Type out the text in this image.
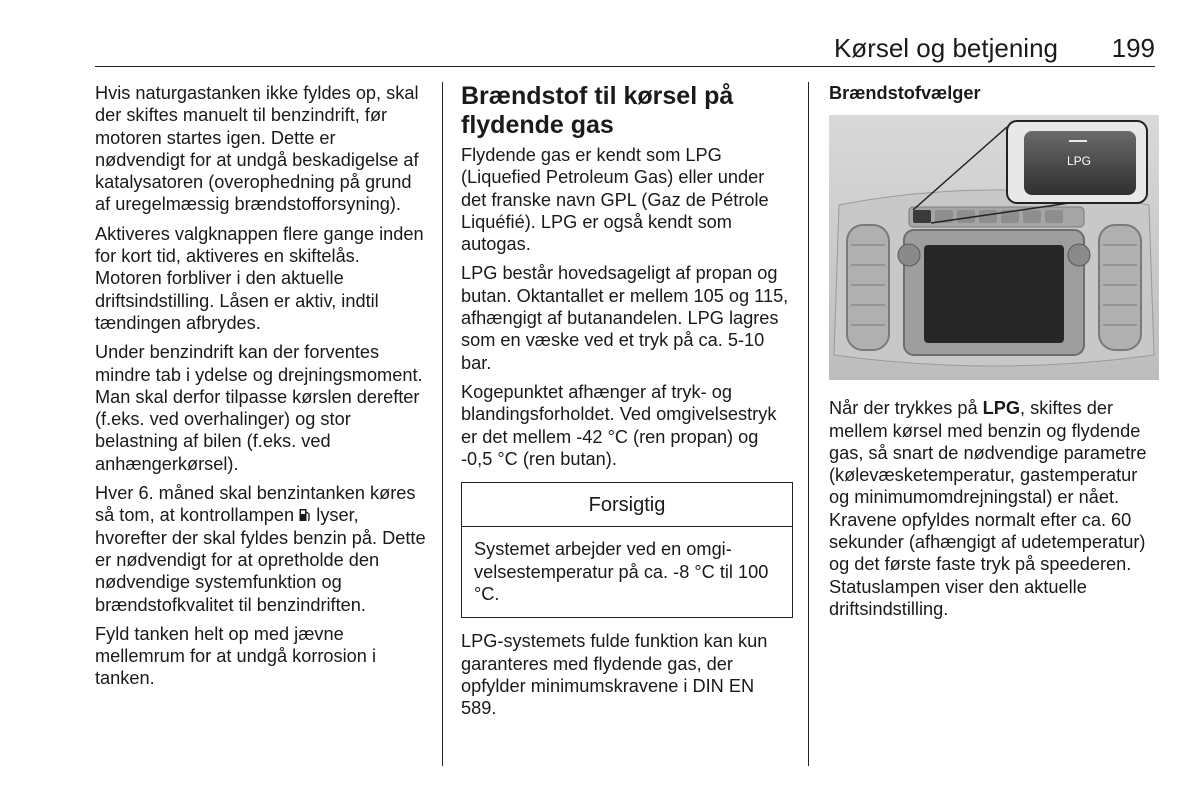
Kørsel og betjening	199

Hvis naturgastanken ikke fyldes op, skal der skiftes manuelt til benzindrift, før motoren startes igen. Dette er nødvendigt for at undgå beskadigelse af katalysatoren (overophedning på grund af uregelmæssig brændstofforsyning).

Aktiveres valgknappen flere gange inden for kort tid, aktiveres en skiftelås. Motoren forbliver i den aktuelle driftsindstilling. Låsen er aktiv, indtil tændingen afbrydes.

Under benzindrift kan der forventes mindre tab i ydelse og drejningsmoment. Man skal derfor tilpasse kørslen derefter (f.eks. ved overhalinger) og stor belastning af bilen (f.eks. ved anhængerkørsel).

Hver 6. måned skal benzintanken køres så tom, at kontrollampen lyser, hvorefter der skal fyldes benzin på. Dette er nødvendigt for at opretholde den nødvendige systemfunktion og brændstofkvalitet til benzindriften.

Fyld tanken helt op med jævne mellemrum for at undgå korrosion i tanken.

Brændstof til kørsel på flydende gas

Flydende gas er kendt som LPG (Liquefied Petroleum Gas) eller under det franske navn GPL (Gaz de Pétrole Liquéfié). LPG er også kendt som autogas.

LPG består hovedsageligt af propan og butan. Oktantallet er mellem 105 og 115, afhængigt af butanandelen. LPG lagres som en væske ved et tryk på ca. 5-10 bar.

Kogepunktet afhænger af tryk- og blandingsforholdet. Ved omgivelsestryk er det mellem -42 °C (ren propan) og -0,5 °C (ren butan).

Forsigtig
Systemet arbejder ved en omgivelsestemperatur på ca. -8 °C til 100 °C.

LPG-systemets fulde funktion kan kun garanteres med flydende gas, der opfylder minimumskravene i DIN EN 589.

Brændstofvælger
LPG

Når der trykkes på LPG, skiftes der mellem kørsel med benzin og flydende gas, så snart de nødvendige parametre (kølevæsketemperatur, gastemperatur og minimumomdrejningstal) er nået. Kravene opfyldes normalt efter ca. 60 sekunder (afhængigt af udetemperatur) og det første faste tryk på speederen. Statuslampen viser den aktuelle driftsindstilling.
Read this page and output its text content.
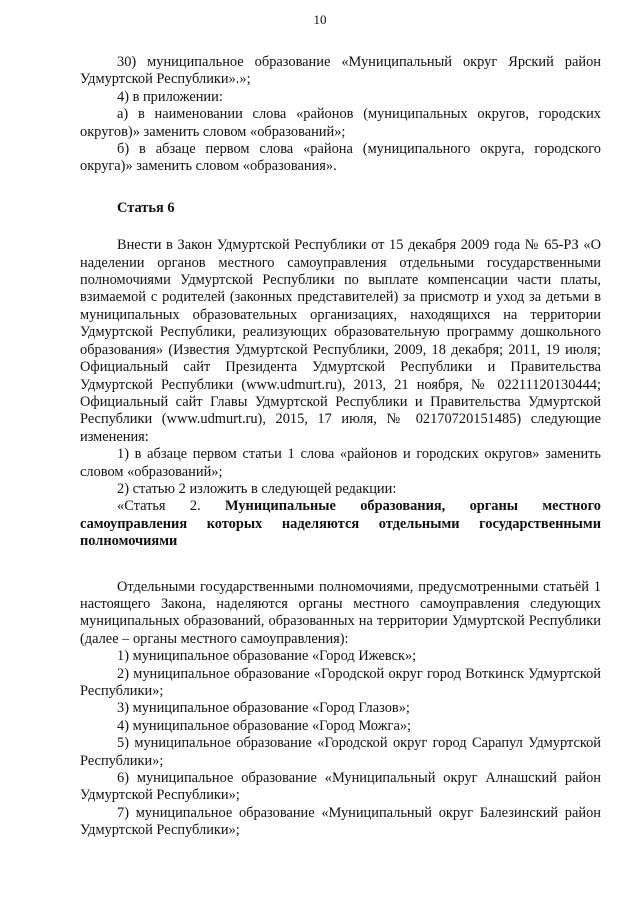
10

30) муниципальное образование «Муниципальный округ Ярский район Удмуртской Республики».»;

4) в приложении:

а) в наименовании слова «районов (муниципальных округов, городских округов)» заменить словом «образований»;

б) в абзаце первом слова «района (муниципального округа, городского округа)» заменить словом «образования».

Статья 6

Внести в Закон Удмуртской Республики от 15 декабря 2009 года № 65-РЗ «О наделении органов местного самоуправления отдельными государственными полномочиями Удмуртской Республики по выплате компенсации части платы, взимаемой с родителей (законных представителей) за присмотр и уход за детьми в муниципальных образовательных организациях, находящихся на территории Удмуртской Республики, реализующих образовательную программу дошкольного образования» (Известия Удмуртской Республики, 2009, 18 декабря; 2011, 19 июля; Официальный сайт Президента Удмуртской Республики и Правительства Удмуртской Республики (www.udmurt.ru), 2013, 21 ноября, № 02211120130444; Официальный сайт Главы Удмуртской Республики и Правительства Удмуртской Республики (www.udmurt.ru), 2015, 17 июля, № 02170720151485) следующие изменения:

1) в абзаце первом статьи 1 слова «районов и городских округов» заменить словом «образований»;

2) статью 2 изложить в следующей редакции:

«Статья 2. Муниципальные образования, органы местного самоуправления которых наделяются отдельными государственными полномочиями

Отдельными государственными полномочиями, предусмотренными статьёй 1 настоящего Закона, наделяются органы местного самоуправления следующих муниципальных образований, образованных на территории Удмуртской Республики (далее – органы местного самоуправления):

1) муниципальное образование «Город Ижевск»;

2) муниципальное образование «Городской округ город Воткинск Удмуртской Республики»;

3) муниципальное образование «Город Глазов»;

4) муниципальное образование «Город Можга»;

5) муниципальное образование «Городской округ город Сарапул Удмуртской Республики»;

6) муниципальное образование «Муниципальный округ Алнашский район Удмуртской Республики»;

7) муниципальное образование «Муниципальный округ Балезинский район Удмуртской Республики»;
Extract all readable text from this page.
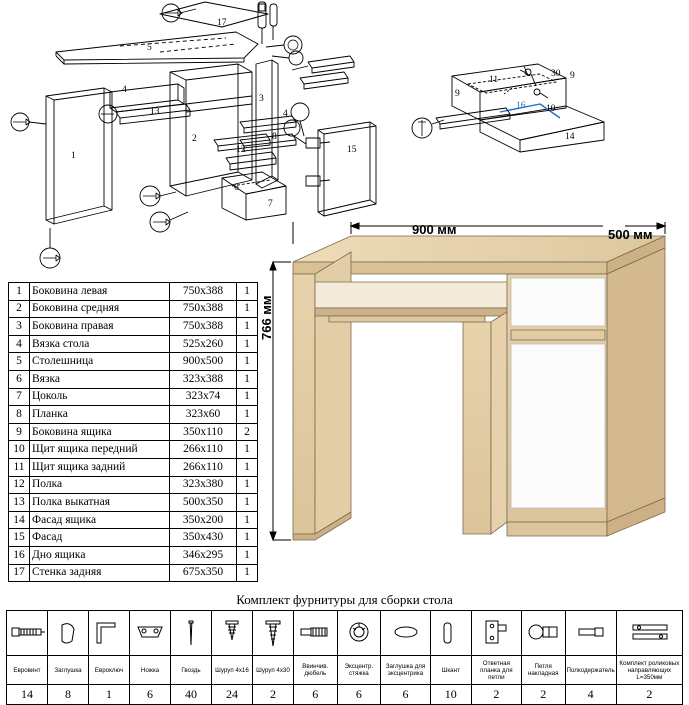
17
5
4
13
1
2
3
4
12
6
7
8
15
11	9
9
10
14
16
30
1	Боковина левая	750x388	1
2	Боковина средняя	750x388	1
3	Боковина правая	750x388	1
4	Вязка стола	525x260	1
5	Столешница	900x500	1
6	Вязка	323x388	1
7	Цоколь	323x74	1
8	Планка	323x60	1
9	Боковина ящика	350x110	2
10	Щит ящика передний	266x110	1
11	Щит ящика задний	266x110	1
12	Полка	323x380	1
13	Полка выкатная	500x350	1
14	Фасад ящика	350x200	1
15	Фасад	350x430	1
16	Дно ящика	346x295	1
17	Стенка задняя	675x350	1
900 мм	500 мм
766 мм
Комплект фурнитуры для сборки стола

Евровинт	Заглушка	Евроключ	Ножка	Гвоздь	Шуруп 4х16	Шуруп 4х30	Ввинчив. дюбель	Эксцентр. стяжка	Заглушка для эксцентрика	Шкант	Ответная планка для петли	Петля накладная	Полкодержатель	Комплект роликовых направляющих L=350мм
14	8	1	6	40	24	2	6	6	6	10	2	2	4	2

....

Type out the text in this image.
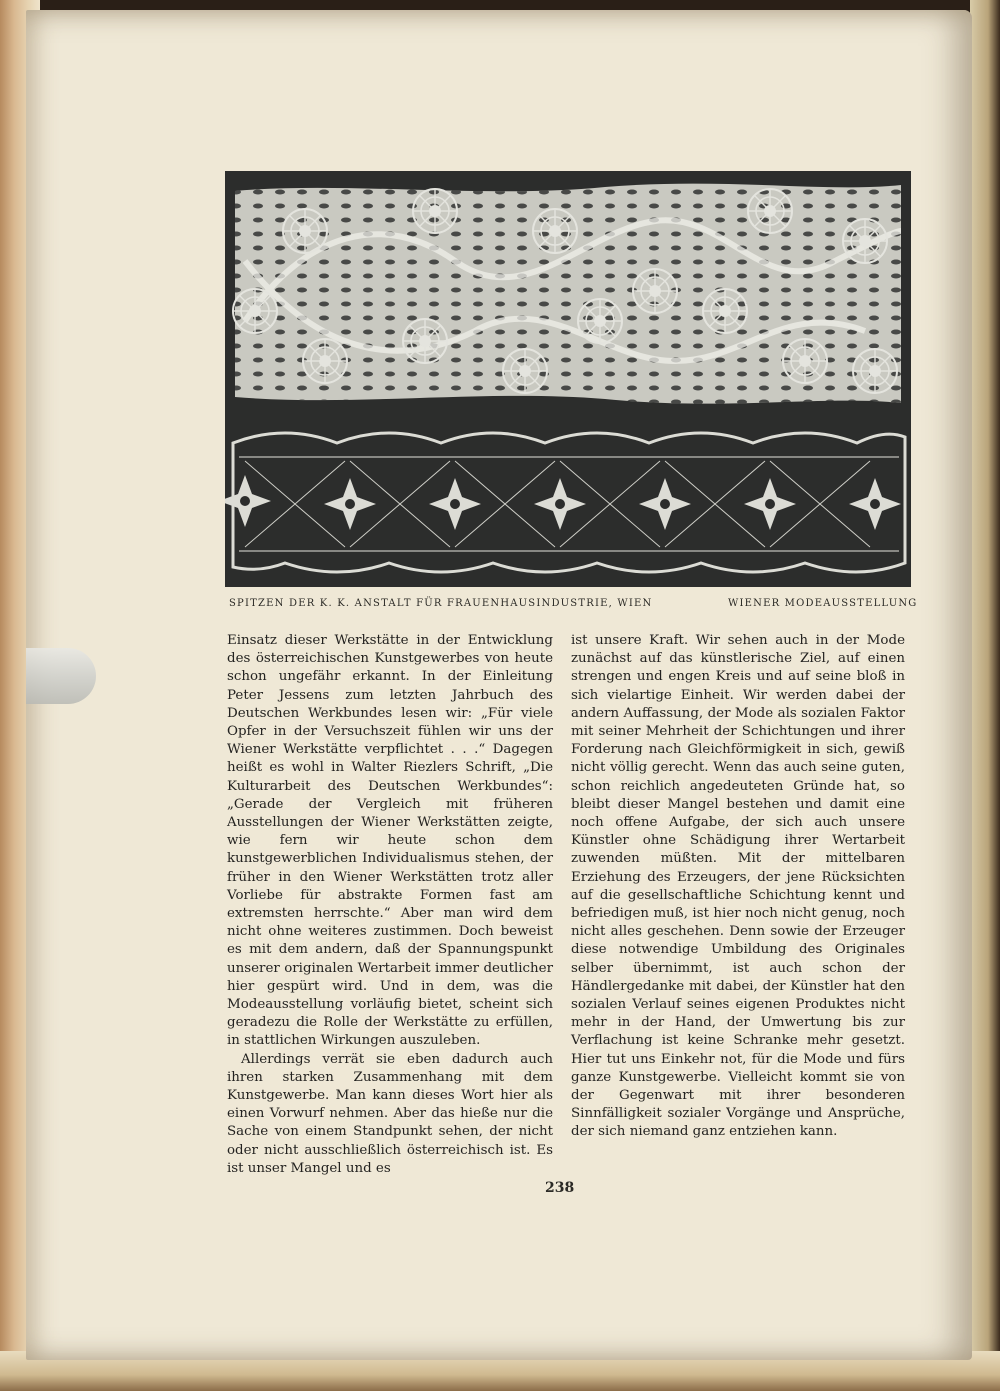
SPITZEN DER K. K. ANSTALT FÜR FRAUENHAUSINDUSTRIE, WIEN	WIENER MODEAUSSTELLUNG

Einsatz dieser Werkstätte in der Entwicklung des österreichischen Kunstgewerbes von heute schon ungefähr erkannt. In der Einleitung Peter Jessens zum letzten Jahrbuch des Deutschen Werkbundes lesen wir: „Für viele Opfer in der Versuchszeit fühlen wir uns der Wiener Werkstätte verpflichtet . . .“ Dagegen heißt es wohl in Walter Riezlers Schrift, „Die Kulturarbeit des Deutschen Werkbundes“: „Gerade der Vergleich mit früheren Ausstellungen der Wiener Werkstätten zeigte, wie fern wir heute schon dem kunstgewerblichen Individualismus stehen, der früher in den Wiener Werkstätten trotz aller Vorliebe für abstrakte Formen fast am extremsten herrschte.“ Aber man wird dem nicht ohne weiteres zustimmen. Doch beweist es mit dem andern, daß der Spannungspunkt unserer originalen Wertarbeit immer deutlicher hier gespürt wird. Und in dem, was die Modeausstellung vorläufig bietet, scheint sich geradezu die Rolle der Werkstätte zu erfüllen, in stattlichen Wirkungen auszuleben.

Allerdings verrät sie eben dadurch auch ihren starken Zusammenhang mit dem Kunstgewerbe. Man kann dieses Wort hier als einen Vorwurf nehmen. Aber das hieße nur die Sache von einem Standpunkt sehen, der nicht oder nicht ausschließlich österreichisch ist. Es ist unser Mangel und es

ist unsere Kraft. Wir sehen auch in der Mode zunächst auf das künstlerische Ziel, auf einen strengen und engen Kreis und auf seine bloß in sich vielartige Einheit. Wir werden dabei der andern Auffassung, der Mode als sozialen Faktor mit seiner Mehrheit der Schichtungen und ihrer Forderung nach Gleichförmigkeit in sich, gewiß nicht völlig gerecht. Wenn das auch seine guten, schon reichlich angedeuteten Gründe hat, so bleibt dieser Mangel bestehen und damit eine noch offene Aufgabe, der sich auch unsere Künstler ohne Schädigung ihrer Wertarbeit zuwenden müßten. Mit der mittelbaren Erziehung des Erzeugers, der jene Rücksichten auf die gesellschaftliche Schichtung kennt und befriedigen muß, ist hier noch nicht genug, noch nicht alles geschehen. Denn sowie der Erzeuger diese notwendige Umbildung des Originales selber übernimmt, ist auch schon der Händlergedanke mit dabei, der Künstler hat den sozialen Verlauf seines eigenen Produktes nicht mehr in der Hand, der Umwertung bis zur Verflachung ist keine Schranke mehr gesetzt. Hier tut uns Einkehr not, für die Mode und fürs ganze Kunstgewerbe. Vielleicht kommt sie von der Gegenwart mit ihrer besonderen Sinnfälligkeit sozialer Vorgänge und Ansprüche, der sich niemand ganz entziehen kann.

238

....

## WHAT YOU SHOULD DO
List every line above that holds the word "ящика".

## EXERCISE RESPONSE
9	Боковина ящика	350x110	2
10	Щит ящика передний	266x110	1
11	Щит ящика задний	266x110	1
14	Фасад ящика	350x200	1
16	Дно ящика	346x295	1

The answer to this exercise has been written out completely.